§ Short problem
Your task is to reproduce the entries below word for word.

══ Rows

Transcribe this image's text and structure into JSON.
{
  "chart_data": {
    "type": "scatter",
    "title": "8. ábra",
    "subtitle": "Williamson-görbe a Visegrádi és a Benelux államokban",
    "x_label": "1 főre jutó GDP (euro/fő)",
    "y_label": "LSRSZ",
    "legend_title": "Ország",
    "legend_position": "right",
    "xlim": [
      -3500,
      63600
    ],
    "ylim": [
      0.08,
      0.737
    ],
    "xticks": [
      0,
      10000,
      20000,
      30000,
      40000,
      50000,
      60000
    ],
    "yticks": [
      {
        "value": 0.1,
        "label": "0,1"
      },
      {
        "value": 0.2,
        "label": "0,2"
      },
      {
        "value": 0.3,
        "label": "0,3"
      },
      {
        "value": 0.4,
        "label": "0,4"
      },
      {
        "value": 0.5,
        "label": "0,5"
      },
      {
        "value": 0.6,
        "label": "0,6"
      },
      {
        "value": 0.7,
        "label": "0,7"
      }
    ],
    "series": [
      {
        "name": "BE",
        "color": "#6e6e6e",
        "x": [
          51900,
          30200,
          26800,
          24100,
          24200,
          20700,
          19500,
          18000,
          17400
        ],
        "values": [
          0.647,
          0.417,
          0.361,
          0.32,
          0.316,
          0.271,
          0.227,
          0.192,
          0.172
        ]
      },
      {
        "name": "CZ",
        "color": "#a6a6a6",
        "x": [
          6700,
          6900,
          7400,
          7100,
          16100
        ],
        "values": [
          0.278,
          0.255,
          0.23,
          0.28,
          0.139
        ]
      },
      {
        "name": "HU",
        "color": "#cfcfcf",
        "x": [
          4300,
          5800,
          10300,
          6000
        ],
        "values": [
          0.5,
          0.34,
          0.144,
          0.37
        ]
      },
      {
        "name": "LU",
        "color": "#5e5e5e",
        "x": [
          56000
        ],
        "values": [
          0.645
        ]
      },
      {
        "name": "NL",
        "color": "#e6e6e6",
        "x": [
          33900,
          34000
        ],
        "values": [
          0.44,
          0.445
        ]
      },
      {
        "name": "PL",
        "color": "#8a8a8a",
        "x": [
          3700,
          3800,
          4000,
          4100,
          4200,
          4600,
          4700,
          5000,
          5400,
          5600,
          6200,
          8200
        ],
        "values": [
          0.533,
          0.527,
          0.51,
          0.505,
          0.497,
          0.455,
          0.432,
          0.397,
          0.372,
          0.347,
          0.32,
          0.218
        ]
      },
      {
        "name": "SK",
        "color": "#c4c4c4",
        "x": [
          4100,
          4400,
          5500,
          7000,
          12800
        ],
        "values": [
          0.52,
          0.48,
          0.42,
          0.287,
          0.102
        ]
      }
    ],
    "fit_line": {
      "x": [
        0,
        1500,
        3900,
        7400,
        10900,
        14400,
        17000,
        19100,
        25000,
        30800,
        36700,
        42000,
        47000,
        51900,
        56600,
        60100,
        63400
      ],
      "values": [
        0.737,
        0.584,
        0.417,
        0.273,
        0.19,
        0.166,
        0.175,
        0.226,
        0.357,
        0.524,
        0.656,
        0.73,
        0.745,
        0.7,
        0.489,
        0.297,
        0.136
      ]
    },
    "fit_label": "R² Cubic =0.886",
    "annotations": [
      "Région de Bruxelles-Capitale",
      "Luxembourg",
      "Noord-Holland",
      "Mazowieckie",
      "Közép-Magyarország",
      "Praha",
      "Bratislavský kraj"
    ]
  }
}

════

§ Result for this exercise
Transcribe this image's text and structure into JSON.
{
  "chart_data": {
    "type": "scatter",
    "title": "8. ábra",
    "subtitle": "Williamson-görbe a Visegrádi és a Benelux államokban",
    "x_label": "1 főre jutó GDP (euro/fő)",
    "y_label": "LSRSZ",
    "legend_title": "Ország",
    "legend_position": "right",
    "xlim": [
      -3500,
      63600
    ],
    "ylim": [
      0.08,
      0.737
    ],
    "xticks": [
      0,
      10000,
      20000,
      30000,
      40000,
      50000,
      60000
    ],
    "yticks": [
      {
        "value": 0.1,
        "label": "0,1"
      },
      {
        "value": 0.2,
        "label": "0,2"
      },
      {
        "value": 0.3,
        "label": "0,3"
      },
      {
        "value": 0.4,
        "label": "0,4"
      },
      {
        "value": 0.5,
        "label": "0,5"
      },
      {
        "value": 0.6,
        "label": "0,6"
      },
      {
        "value": 0.7,
        "label": "0,7"
      }
    ],
    "series": [
      {
        "name": "BE",
        "color": "#6e6e6e",
        "x": [
          51900,
          30200,
          26800,
          24100,
          24200,
          20700,
          19500,
          18000,
          17400
        ],
        "values": [
          0.647,
          0.417,
          0.361,
          0.32,
          0.316,
          0.271,
          0.227,
          0.192,
          0.172
        ]
      },
      {
        "name": "CZ",
        "color": "#a6a6a6",
        "x": [
          6700,
          6900,
          7400,
          7100,
          16100
        ],
        "values": [
          0.278,
          0.255,
          0.23,
          0.28,
          0.139
        ]
      },
      {
        "name": "HU",
        "color": "#cfcfcf",
        "x": [
          4300,
          5800,
          10300,
          6000
        ],
        "values": [
          0.5,
          0.34,
          0.144,
          0.37
        ]
      },
      {
        "name": "LU",
        "color": "#5e5e5e",
        "x": [
          56000
        ],
        "values": [
          0.645
        ]
      },
      {
        "name": "NL",
        "color": "#e6e6e6",
        "x": [
          33900,
          34000
        ],
        "values": [
          0.44,
          0.445
        ]
      },
      {
        "name": "PL",
        "color": "#8a8a8a",
        "x": [
          3700,
          3800,
          4000,
          4100,
          4200,
          4600,
          4700,
          5000,
          5400,
          5600,
          6200,
          8200
        ],
        "values": [
          0.533,
          0.527,
          0.51,
          0.505,
          0.497,
          0.455,
          0.432,
          0.397,
          0.372,
          0.347,
          0.32,
          0.218
        ]
      },
      {
        "name": "SK",
        "color": "#c4c4c4",
        "x": [
          4100,
          4400,
          5500,
          7000,
          12800
        ],
        "values": [
          0.52,
          0.48,
          0.42,
          0.287,
          0.102
        ]
      }
    ],
    "fit_line": {
      "x": [
        0,
        1500,
        3900,
        7400,
        10900,
        14400,
        17000,
        19100,
        25000,
        30800,
        36700,
        42000,
        47000,
        51900,
        56600,
        60100,
        63400
      ],
      "values": [
        0.737,
        0.584,
        0.417,
        0.273,
        0.19,
        0.166,
        0.175,
        0.226,
        0.357,
        0.524,
        0.656,
        0.73,
        0.745,
        0.7,
        0.489,
        0.297,
        0.136
      ]
    },
    "fit_label": "R² Cubic =0.886",
    "annotations": [
      "Région de Bruxelles-Capitale",
      "Luxembourg",
      "Noord-Holland",
      "Mazowieckie",
      "Közép-Magyarország",
      "Praha",
      "Bratislavský kraj"
    ]
  }
}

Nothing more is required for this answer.